## GIVEN DATA:
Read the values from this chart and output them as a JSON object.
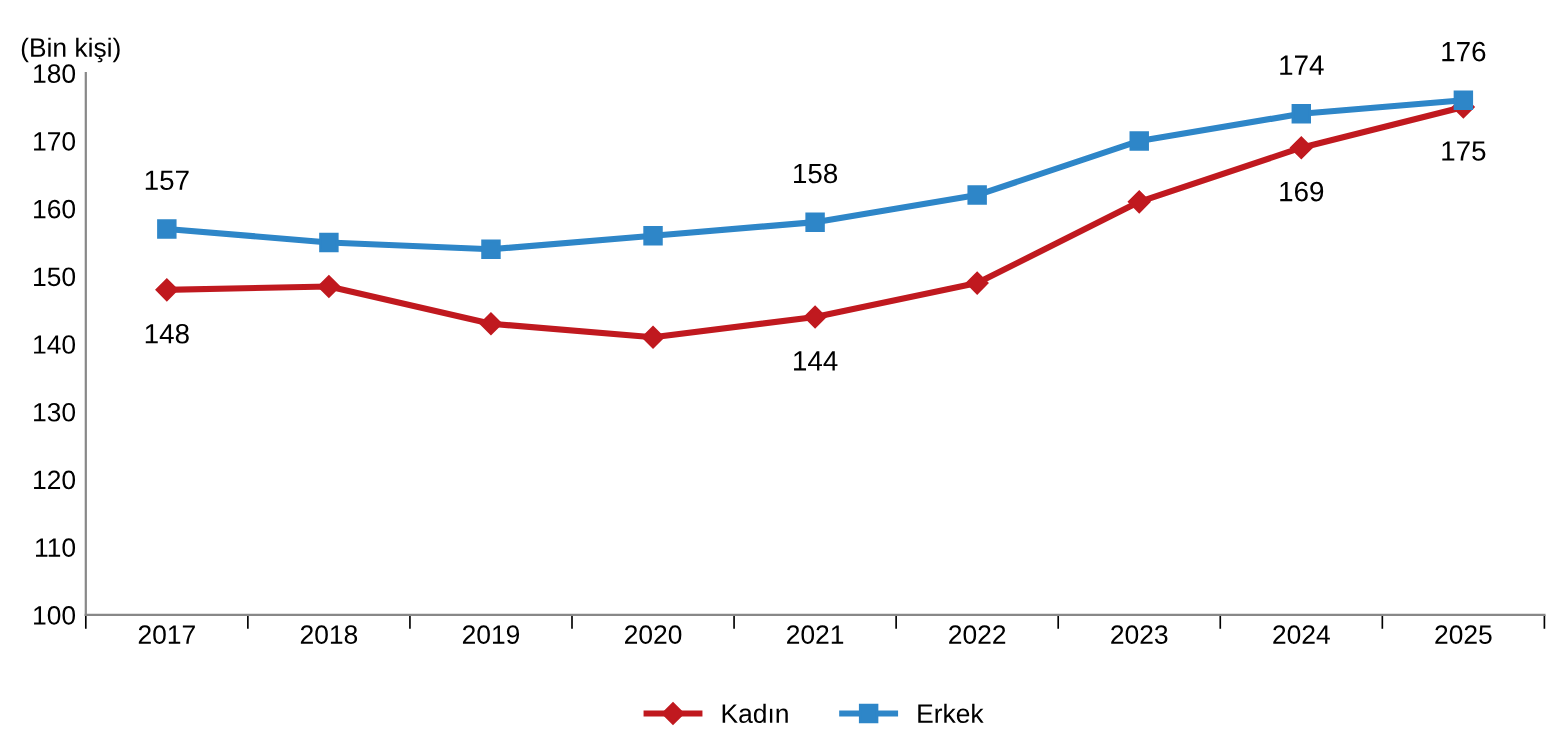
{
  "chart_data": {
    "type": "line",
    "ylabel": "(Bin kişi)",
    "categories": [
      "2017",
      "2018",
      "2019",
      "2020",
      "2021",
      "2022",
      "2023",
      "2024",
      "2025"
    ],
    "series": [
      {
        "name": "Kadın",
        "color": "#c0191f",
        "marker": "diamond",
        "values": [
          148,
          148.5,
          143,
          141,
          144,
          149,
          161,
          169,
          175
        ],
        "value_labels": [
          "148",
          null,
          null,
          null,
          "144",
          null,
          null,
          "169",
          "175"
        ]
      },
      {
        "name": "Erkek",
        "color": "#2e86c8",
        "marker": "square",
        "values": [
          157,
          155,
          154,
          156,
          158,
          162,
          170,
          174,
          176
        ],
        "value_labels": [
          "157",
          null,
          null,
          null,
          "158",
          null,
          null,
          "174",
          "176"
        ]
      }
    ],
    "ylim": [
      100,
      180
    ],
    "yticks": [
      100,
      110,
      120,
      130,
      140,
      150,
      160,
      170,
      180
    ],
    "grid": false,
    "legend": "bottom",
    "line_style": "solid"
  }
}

## EXERCISE DESCRIPTION:
Print all of the records shown above exactly, leaving out each picture.

## FINAL RESULT:
Read the values from this chart and output them as a JSON object.
{
  "chart_data": {
    "type": "line",
    "ylabel": "(Bin kişi)",
    "categories": [
      "2017",
      "2018",
      "2019",
      "2020",
      "2021",
      "2022",
      "2023",
      "2024",
      "2025"
    ],
    "series": [
      {
        "name": "Kadın",
        "color": "#c0191f",
        "marker": "diamond",
        "values": [
          148,
          148.5,
          143,
          141,
          144,
          149,
          161,
          169,
          175
        ],
        "value_labels": [
          "148",
          null,
          null,
          null,
          "144",
          null,
          null,
          "169",
          "175"
        ]
      },
      {
        "name": "Erkek",
        "color": "#2e86c8",
        "marker": "square",
        "values": [
          157,
          155,
          154,
          156,
          158,
          162,
          170,
          174,
          176
        ],
        "value_labels": [
          "157",
          null,
          null,
          null,
          "158",
          null,
          null,
          "174",
          "176"
        ]
      }
    ],
    "ylim": [
      100,
      180
    ],
    "yticks": [
      100,
      110,
      120,
      130,
      140,
      150,
      160,
      170,
      180
    ],
    "grid": false,
    "legend": "bottom",
    "line_style": "solid"
  }
}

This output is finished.